WRITTEN TASK => Reproduce the following material exactly, including every line.

Data entries =>

□ □ □ □ □

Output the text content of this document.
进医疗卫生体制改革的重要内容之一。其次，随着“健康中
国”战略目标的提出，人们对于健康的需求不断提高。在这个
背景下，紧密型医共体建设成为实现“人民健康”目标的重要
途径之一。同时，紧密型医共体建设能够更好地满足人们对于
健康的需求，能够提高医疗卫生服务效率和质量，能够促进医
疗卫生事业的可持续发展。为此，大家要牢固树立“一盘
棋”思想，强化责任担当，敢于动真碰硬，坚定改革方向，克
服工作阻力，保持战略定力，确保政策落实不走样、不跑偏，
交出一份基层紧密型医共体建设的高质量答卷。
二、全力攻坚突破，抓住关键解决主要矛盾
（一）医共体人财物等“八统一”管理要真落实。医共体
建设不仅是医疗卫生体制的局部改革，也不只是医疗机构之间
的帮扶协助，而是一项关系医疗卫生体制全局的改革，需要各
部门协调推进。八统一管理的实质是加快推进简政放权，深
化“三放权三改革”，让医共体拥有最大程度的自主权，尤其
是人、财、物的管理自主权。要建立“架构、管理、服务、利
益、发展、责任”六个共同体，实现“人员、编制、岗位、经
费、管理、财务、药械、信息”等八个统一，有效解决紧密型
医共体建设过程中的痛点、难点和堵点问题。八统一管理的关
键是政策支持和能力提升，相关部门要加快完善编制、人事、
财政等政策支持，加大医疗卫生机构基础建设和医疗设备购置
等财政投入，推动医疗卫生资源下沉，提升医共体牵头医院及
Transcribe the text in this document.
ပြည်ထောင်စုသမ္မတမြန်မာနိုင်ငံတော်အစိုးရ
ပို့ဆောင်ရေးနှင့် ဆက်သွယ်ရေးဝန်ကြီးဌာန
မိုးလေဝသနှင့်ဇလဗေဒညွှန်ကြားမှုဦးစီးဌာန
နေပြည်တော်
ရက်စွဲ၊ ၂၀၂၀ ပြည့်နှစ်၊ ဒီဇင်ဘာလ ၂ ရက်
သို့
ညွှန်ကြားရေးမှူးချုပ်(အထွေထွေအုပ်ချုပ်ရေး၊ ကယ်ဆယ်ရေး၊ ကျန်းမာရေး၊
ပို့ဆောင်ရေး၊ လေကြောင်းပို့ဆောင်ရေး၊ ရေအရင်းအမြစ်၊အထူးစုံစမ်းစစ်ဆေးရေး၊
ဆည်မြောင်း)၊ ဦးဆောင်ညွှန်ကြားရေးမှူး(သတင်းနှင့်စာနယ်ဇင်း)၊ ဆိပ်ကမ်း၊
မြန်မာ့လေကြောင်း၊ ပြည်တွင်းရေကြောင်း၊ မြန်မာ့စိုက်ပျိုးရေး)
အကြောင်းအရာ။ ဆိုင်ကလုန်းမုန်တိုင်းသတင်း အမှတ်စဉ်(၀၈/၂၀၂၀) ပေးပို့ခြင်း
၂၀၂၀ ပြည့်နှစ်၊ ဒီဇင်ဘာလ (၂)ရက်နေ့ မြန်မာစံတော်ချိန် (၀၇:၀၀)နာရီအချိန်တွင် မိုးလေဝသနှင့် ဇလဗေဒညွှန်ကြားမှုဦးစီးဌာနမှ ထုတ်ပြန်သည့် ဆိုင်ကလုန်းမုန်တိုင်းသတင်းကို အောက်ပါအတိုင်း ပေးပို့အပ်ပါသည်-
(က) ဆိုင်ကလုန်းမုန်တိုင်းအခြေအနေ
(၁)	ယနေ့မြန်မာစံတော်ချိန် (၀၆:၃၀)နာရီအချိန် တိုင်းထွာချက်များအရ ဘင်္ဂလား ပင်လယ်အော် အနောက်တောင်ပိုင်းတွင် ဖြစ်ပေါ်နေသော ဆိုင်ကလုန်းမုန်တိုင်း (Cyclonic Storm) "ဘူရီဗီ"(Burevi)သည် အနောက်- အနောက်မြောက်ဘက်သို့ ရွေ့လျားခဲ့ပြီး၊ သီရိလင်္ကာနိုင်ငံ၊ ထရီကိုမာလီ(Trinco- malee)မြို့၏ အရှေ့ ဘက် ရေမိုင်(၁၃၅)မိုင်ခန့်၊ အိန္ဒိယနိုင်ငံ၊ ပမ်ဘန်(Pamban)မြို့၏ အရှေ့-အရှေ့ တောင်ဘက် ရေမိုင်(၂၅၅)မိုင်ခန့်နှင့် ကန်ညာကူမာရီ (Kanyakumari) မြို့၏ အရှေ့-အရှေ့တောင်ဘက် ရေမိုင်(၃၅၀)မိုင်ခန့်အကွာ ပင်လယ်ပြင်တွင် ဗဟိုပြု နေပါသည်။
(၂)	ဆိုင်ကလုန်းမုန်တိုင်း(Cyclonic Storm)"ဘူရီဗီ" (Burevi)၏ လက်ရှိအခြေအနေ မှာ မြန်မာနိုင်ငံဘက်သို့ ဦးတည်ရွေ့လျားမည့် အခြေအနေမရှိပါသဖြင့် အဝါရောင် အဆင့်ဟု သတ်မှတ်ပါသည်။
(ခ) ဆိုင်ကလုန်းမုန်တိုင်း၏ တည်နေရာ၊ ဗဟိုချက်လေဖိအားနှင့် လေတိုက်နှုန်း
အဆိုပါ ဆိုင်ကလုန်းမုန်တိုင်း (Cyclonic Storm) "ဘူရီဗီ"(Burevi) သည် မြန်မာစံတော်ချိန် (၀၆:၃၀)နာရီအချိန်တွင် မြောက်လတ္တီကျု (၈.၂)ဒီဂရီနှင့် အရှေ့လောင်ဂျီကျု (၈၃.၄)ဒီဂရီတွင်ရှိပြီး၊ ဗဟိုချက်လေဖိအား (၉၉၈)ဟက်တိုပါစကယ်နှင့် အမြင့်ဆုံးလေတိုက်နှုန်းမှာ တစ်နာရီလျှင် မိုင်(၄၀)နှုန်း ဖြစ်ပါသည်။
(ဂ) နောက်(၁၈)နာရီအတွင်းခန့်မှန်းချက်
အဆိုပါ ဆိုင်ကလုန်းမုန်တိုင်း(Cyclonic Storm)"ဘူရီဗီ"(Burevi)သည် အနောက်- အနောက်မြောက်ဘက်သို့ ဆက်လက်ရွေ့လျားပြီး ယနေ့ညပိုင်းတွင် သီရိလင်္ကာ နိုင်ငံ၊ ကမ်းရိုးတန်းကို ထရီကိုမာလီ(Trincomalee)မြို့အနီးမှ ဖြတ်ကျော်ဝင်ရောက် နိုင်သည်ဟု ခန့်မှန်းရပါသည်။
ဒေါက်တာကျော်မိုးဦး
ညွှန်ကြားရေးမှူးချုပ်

□ □ □ □ □

RESPONSE TO THIS TASK =>
Output the text content of this document.
进医疗卫生体制改革的重要内容之一。其次，随着“健康中
国”战略目标的提出，人们对于健康的需求不断提高。在这个
背景下，紧密型医共体建设成为实现“人民健康”目标的重要
途径之一。同时，紧密型医共体建设能够更好地满足人们对于
健康的需求，能够提高医疗卫生服务效率和质量，能够促进医
疗卫生事业的可持续发展。为此，大家要牢固树立“一盘
棋”思想，强化责任担当，敢于动真碰硬，坚定改革方向，克
服工作阻力，保持战略定力，确保政策落实不走样、不跑偏，
交出一份基层紧密型医共体建设的高质量答卷。
二、全力攻坚突破，抓住关键解决主要矛盾
（一）医共体人财物等“八统一”管理要真落实。医共体
建设不仅是医疗卫生体制的局部改革，也不只是医疗机构之间
的帮扶协助，而是一项关系医疗卫生体制全局的改革，需要各
部门协调推进。八统一管理的实质是加快推进简政放权，深
化“三放权三改革”，让医共体拥有最大程度的自主权，尤其
是人、财、物的管理自主权。要建立“架构、管理、服务、利
益、发展、责任”六个共同体，实现“人员、编制、岗位、经
费、管理、财务、药械、信息”等八个统一，有效解决紧密型
医共体建设过程中的痛点、难点和堵点问题。八统一管理的关
键是政策支持和能力提升，相关部门要加快完善编制、人事、
财政等政策支持，加大医疗卫生机构基础建设和医疗设备购置
等财政投入，推动医疗卫生资源下沉，提升医共体牵头医院及
Transcribe the text in this document.
ပြည်ထောင်စုသမ္မတမြန်မာနိုင်ငံတော်အစိုးရ
ပို့ဆောင်ရေးနှင့် ဆက်သွယ်ရေးဝန်ကြီးဌာန
မိုးလေဝသနှင့်ဇလဗေဒညွှန်ကြားမှုဦးစီးဌာန
နေပြည်တော်
ရက်စွဲ၊ ၂၀၂၀ ပြည့်နှစ်၊ ဒီဇင်ဘာလ ၂ ရက်
သို့
ညွှန်ကြားရေးမှူးချုပ်(အထွေထွေအုပ်ချုပ်ရေး၊ ကယ်ဆယ်ရေး၊ ကျန်းမာရေး၊
ပို့ဆောင်ရေး၊ လေကြောင်းပို့ဆောင်ရေး၊ ရေအရင်းအမြစ်၊အထူးစုံစမ်းစစ်ဆေးရေး၊
ဆည်မြောင်း)၊ ဦးဆောင်ညွှန်ကြားရေးမှူး(သတင်းနှင့်စာနယ်ဇင်း)၊ ဆိပ်ကမ်း၊
မြန်မာ့လေကြောင်း၊ ပြည်တွင်းရေကြောင်း၊ မြန်မာ့စိုက်ပျိုးရေး)
အကြောင်းအရာ။ ဆိုင်ကလုန်းမုန်တိုင်းသတင်း အမှတ်စဉ်(၀၈/၂၀၂၀) ပေးပို့ခြင်း
၂၀၂၀ ပြည့်နှစ်၊ ဒီဇင်ဘာလ (၂)ရက်နေ့ မြန်မာစံတော်ချိန် (၀၇:၀၀)နာရီအချိန်တွင် မိုးလေဝသနှင့် ဇလဗေဒညွှန်ကြားမှုဦးစီးဌာနမှ ထုတ်ပြန်သည့် ဆိုင်ကလုန်းမုန်တိုင်းသတင်းကို အောက်ပါအတိုင်း ပေးပို့အပ်ပါသည်-
(က) ဆိုင်ကလုန်းမုန်တိုင်းအခြေအနေ
(၁)	ယနေ့မြန်မာစံတော်ချိန် (၀၆:၃၀)နာရီအချိန် တိုင်းထွာချက်များအရ ဘင်္ဂလား ပင်လယ်အော် အနောက်တောင်ပိုင်းတွင် ဖြစ်ပေါ်နေသော ဆိုင်ကလုန်းမုန်တိုင်း (Cyclonic Storm) "ဘူရီဗီ"(Burevi)သည် အနောက်- အနောက်မြောက်ဘက်သို့ ရွေ့လျားခဲ့ပြီး၊ သီရိလင်္ကာနိုင်ငံ၊ ထရီကိုမာလီ(Trinco- malee)မြို့၏ အရှေ့ ဘက် ရေမိုင်(၁၃၅)မိုင်ခန့်၊ အိန္ဒိယနိုင်ငံ၊ ပမ်ဘန်(Pamban)မြို့၏ အရှေ့-အရှေ့ တောင်ဘက် ရေမိုင်(၂၅၅)မိုင်ခန့်နှင့် ကန်ညာကူမာရီ (Kanyakumari) မြို့၏ အရှေ့-အရှေ့တောင်ဘက် ရေမိုင်(၃၅၀)မိုင်ခန့်အကွာ ပင်လယ်ပြင်တွင် ဗဟိုပြု နေပါသည်။
(၂)	ဆိုင်ကလုန်းမုန်တိုင်း(Cyclonic Storm)"ဘူရီဗီ" (Burevi)၏ လက်ရှိအခြေအနေ မှာ မြန်မာနိုင်ငံဘက်သို့ ဦးတည်ရွေ့လျားမည့် အခြေအနေမရှိပါသဖြင့် အဝါရောင် အဆင့်ဟု သတ်မှတ်ပါသည်။
(ခ) ဆိုင်ကလုန်းမုန်တိုင်း၏ တည်နေရာ၊ ဗဟိုချက်လေဖိအားနှင့် လေတိုက်နှုန်း
အဆိုပါ ဆိုင်ကလုန်းမုန်တိုင်း (Cyclonic Storm) "ဘူရီဗီ"(Burevi) သည် မြန်မာစံတော်ချိန် (၀၆:၃၀)နာရီအချိန်တွင် မြောက်လတ္တီကျု (၈.၂)ဒီဂရီနှင့် အရှေ့လောင်ဂျီကျု (၈၃.၄)ဒီဂရီတွင်ရှိပြီး၊ ဗဟိုချက်လေဖိအား (၉၉၈)ဟက်တိုပါစကယ်နှင့် အမြင့်ဆုံးလေတိုက်နှုန်းမှာ တစ်နာရီလျှင် မိုင်(၄၀)နှုန်း ဖြစ်ပါသည်။
(ဂ) နောက်(၁၈)နာရီအတွင်းခန့်မှန်းချက်
အဆိုပါ ဆိုင်ကလုန်းမုန်တိုင်း(Cyclonic Storm)"ဘူရီဗီ"(Burevi)သည် အနောက်- အနောက်မြောက်ဘက်သို့ ဆက်လက်ရွေ့လျားပြီး ယနေ့ညပိုင်းတွင် သီရိလင်္ကာ နိုင်ငံ၊ ကမ်းရိုးတန်းကို ထရီကိုမာလီ(Trincomalee)မြို့အနီးမှ ဖြတ်ကျော်ဝင်ရောက် နိုင်သည်ဟု ခန့်မှန်းရပါသည်။
ဒေါက်တာကျော်မိုးဦး
ညွှန်ကြားရေးမှူးချုပ်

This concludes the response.